## The task
Only lines holding the word "this" should be copied from the material.

— Begin —

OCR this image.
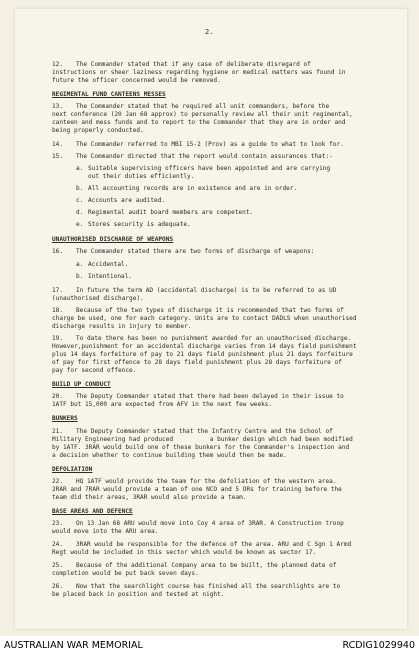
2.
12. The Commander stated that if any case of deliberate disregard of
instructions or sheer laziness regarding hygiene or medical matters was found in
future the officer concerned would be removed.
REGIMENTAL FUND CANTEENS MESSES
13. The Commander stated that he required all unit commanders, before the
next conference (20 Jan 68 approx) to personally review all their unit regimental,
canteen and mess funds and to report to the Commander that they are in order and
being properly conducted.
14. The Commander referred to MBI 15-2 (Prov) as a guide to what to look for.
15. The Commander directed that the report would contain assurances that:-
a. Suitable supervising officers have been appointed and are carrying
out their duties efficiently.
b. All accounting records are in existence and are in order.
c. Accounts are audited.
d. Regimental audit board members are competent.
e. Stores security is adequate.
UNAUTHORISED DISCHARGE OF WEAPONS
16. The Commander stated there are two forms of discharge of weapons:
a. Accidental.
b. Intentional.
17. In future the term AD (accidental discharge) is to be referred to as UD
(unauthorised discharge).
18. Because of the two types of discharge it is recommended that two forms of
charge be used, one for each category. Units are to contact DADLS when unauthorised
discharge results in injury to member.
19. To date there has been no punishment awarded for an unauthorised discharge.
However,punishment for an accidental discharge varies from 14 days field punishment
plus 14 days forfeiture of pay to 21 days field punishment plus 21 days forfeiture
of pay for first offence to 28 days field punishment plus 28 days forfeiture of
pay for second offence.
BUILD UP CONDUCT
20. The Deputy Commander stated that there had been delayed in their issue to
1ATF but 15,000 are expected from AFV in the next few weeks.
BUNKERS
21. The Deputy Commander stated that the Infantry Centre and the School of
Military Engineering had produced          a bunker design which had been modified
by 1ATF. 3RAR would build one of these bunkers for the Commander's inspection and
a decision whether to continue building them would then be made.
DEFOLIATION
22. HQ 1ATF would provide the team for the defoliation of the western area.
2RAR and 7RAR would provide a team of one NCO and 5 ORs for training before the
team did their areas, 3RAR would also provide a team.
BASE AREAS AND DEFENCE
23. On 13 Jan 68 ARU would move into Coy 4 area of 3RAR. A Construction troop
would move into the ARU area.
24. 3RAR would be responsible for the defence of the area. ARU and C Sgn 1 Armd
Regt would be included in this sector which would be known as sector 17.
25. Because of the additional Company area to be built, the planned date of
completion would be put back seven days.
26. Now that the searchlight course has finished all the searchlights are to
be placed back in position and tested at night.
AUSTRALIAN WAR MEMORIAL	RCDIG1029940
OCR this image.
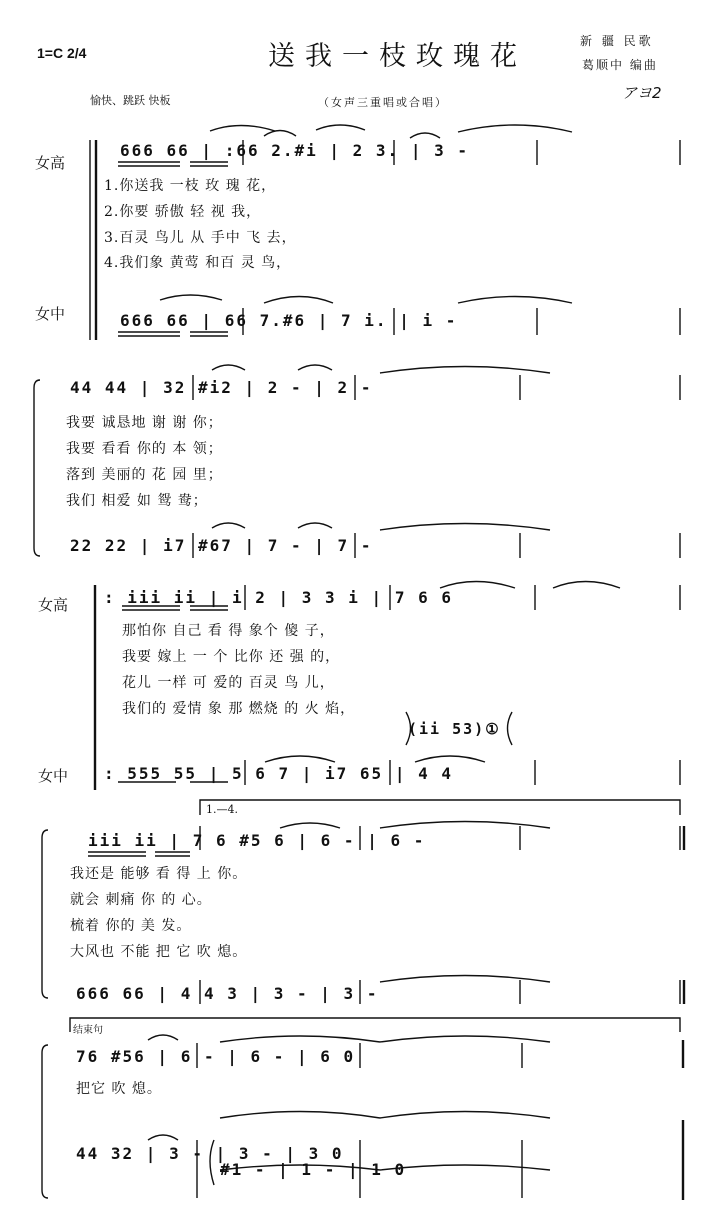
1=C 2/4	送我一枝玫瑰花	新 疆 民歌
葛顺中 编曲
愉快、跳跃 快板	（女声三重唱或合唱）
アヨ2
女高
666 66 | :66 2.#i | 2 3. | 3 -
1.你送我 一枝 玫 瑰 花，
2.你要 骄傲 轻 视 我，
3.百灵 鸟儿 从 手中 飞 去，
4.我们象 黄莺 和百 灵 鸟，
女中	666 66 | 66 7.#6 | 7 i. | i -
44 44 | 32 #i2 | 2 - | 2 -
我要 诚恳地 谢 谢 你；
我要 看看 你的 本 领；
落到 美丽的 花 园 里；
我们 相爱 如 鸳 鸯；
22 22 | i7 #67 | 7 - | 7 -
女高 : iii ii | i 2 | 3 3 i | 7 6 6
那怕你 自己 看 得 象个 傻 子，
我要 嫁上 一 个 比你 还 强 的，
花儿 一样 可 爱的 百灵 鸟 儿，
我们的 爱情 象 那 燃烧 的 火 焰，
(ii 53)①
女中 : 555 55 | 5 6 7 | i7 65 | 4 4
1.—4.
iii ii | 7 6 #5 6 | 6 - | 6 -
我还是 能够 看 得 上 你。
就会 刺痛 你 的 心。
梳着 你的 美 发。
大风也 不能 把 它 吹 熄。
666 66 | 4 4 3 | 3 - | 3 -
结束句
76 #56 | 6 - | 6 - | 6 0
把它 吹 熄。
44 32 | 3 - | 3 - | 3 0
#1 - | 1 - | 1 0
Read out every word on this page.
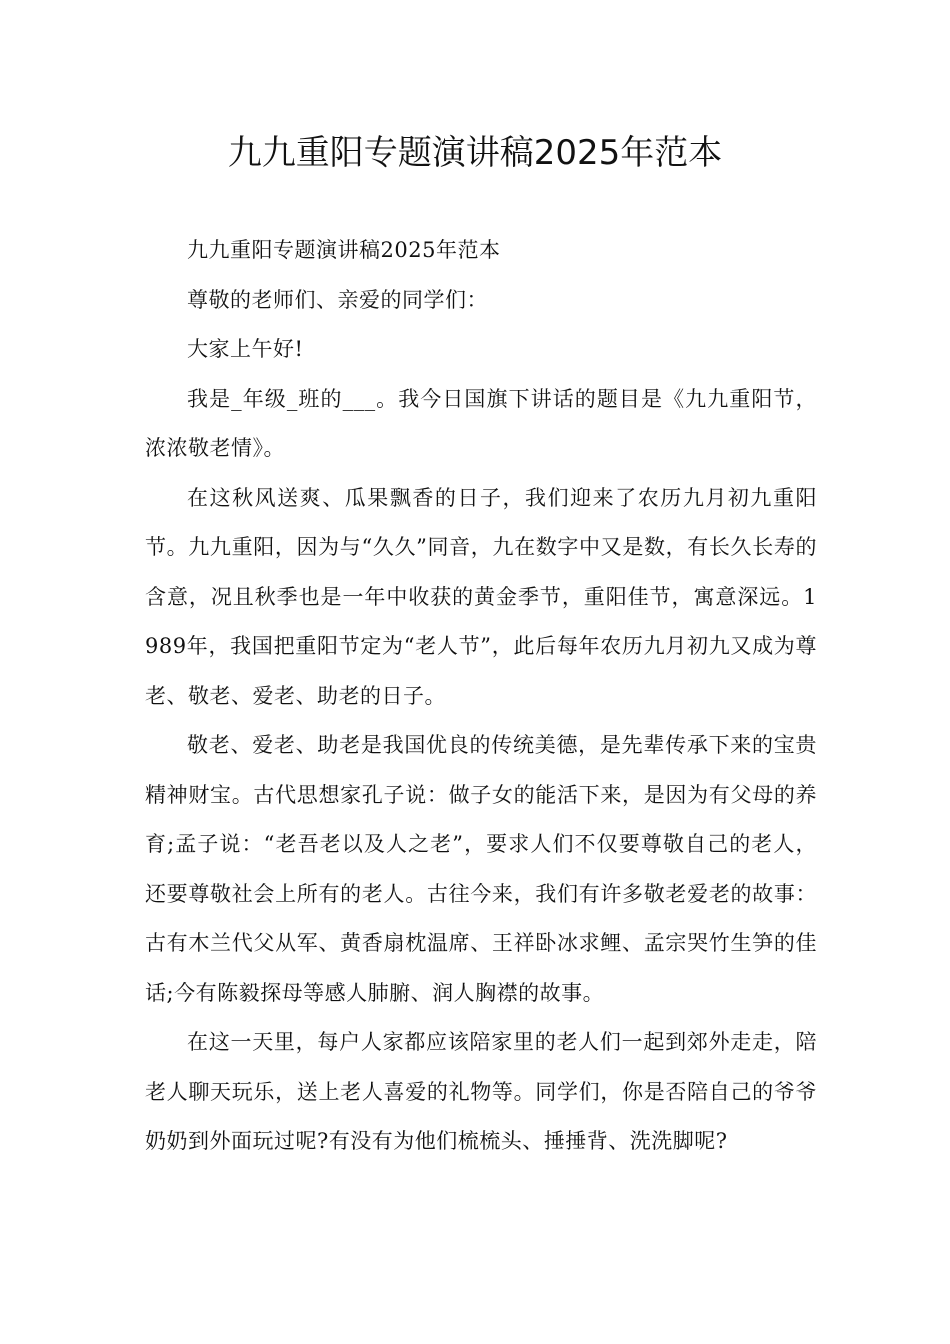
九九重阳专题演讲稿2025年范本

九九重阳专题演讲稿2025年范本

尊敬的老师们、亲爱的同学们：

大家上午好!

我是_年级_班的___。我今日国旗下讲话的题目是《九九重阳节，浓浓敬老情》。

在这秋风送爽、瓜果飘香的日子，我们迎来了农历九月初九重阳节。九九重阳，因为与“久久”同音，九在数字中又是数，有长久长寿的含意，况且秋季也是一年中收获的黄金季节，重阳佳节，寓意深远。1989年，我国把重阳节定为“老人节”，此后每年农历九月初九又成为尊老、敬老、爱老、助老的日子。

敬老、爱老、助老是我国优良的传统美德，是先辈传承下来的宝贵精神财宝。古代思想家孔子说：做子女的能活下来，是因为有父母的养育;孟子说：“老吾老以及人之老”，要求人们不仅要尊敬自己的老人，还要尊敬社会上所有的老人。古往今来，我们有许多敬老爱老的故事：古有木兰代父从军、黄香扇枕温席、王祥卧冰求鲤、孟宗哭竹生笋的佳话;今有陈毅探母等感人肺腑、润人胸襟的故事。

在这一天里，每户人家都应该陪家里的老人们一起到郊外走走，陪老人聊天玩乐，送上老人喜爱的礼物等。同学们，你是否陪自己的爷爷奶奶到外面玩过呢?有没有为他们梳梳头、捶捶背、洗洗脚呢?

— End —

## Written answer
OCR this image.
Regt would be included in this sector which would be known as sector 17.
OCR this image.
Read out every word on this page.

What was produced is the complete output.